→ Problem to work on:
Pick every line with "source" from the material below.

Start

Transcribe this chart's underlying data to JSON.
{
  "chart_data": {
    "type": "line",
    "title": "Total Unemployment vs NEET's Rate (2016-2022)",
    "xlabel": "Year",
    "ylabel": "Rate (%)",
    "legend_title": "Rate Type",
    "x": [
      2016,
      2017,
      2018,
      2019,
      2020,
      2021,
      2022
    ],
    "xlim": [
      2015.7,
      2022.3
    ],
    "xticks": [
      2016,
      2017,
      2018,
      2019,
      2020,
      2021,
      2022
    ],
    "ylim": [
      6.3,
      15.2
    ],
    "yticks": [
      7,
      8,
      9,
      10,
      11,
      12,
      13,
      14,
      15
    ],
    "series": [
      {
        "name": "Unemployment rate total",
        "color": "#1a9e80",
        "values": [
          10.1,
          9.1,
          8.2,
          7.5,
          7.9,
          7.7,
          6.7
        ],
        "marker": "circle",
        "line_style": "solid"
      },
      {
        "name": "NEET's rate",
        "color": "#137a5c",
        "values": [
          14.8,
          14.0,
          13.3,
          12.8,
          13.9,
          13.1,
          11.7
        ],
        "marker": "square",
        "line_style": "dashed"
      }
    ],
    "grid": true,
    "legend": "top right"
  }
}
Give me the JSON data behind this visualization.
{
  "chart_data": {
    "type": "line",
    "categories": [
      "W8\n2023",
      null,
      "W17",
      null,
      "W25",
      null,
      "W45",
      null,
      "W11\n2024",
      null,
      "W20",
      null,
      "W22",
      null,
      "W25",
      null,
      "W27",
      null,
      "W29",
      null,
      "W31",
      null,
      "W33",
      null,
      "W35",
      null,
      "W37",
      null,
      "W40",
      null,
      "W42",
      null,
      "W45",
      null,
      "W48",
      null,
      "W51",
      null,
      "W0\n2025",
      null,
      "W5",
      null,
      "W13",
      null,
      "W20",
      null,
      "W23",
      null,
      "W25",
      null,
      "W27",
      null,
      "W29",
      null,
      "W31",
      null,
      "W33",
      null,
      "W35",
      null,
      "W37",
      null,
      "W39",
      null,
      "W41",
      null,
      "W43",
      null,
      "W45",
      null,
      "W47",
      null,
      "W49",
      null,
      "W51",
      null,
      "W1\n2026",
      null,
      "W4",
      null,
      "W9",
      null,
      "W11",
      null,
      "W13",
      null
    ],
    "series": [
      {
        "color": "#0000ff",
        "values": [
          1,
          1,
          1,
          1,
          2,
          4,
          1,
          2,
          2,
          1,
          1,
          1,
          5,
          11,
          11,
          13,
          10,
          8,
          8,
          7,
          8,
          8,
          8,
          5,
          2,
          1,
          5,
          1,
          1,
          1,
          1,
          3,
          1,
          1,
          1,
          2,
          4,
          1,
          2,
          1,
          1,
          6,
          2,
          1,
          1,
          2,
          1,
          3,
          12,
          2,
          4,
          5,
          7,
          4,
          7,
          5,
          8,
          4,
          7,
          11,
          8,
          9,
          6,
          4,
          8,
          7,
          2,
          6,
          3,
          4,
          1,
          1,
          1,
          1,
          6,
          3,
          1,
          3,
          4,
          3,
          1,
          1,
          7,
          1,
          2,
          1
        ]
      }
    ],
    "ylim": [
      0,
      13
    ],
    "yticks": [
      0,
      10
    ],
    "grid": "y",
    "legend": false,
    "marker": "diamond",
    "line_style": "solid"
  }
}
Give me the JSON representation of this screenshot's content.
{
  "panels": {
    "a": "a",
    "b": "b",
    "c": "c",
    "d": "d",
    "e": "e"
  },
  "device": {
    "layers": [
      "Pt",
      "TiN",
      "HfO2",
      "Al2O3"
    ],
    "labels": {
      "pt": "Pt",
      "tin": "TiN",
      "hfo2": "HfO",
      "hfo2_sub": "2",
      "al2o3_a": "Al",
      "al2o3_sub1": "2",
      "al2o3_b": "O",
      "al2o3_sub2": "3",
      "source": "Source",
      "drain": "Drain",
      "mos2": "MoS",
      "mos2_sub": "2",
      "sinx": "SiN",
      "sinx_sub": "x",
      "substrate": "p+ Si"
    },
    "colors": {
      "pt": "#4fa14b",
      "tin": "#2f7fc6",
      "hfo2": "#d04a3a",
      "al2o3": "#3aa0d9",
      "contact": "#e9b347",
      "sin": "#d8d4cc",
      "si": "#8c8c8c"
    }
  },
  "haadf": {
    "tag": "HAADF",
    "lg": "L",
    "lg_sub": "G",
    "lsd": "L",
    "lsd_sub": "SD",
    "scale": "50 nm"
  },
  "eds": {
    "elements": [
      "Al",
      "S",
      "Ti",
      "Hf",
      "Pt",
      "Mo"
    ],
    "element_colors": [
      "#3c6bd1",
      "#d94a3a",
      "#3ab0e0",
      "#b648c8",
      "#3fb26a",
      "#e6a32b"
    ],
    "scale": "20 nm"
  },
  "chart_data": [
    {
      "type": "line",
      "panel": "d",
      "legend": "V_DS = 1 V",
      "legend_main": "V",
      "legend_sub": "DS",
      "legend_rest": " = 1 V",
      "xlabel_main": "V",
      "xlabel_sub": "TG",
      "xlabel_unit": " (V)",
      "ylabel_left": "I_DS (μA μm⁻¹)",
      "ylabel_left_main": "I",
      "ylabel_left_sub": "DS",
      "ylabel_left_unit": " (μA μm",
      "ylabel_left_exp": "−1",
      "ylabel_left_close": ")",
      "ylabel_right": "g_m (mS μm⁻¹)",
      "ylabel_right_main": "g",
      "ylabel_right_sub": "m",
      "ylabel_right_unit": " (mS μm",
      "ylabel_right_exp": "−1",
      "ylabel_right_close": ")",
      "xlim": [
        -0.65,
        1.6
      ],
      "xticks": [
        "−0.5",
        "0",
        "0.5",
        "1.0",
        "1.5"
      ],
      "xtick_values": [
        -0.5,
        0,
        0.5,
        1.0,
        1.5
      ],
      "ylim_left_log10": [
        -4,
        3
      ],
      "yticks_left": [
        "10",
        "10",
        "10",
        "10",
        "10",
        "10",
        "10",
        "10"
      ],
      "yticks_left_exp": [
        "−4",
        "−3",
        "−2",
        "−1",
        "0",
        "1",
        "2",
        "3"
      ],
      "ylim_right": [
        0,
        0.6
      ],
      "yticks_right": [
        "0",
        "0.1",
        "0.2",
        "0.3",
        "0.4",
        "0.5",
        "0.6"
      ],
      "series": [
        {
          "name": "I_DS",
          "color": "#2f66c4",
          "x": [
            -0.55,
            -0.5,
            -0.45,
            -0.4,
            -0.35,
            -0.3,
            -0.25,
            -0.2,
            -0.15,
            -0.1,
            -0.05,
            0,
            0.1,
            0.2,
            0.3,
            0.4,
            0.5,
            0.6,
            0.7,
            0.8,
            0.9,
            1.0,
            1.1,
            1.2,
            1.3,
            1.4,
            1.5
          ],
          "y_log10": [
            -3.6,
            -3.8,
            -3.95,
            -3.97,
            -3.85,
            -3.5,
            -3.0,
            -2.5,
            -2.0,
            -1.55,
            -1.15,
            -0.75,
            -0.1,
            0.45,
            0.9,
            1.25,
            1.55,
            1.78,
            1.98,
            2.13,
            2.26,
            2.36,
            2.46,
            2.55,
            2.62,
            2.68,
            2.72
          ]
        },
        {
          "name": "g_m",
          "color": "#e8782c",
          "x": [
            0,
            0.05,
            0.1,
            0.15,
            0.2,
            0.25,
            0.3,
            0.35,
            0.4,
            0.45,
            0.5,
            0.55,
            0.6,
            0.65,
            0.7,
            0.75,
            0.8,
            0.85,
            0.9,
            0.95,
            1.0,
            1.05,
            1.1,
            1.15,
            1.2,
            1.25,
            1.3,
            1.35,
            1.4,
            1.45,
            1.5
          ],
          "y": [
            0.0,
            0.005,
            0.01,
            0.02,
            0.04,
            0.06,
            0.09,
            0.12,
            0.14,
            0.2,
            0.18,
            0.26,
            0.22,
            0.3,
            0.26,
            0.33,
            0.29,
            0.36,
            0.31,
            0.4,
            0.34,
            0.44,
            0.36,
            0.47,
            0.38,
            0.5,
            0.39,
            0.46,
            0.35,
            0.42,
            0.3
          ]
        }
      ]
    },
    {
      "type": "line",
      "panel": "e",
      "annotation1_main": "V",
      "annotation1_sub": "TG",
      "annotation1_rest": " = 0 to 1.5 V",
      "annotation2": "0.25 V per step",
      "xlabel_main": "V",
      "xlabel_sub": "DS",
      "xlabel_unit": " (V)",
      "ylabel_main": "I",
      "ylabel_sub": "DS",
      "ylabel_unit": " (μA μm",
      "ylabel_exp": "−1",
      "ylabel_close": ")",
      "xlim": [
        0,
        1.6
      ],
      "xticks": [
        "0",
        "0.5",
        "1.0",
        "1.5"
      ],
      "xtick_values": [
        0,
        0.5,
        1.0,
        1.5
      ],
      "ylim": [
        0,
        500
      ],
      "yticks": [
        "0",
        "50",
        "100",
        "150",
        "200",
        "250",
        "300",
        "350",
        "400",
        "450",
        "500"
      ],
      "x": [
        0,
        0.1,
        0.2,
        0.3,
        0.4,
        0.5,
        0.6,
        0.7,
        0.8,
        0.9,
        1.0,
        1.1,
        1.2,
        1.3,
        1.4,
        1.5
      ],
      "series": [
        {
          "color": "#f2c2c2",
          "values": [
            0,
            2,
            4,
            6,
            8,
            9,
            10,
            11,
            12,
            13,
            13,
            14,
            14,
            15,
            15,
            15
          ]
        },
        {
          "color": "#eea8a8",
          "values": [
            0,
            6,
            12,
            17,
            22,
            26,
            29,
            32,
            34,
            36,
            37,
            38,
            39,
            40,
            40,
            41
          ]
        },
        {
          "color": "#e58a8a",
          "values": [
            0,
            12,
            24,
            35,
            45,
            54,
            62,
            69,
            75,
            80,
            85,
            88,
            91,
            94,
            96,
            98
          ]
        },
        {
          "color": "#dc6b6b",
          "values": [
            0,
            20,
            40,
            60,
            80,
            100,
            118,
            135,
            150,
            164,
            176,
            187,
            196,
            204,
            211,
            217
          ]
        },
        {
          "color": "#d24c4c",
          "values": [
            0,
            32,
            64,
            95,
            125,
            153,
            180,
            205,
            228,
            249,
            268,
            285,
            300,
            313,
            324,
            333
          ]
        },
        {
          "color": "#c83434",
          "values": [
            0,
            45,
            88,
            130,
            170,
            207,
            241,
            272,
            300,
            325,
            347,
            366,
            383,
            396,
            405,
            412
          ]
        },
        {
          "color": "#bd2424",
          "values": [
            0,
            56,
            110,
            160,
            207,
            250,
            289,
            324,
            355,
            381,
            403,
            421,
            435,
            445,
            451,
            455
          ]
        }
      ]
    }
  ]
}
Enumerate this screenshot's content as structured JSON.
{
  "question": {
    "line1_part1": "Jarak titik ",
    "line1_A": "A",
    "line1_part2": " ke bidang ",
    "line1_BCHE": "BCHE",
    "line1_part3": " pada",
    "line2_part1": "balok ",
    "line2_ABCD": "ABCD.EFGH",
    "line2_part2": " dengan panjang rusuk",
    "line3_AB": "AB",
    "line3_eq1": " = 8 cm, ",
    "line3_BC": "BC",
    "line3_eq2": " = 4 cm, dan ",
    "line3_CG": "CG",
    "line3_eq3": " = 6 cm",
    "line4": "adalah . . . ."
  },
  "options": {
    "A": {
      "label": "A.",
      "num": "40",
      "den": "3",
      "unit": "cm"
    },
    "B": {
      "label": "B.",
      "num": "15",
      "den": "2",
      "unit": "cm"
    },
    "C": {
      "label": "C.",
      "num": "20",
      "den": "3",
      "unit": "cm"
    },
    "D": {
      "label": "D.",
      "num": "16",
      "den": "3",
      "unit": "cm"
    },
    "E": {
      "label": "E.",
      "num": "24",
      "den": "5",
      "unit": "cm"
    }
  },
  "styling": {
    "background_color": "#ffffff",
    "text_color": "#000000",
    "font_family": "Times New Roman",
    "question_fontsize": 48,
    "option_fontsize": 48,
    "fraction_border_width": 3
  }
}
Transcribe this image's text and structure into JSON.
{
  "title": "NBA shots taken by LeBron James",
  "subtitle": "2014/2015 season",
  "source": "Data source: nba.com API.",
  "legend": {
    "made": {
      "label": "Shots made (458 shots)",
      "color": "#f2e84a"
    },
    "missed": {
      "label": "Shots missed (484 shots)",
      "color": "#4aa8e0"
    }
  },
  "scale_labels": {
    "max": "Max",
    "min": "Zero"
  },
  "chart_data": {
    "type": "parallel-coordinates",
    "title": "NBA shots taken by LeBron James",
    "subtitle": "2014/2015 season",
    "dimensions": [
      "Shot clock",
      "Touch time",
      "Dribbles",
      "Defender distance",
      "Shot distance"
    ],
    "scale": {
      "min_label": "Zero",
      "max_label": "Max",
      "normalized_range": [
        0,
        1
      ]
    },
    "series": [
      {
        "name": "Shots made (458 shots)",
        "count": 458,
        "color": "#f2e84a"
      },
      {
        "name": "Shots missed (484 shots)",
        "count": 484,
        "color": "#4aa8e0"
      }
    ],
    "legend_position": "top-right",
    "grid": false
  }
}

End

→ Correct result:
      "source": "Source",
  "source": "Data source: nba.com API.",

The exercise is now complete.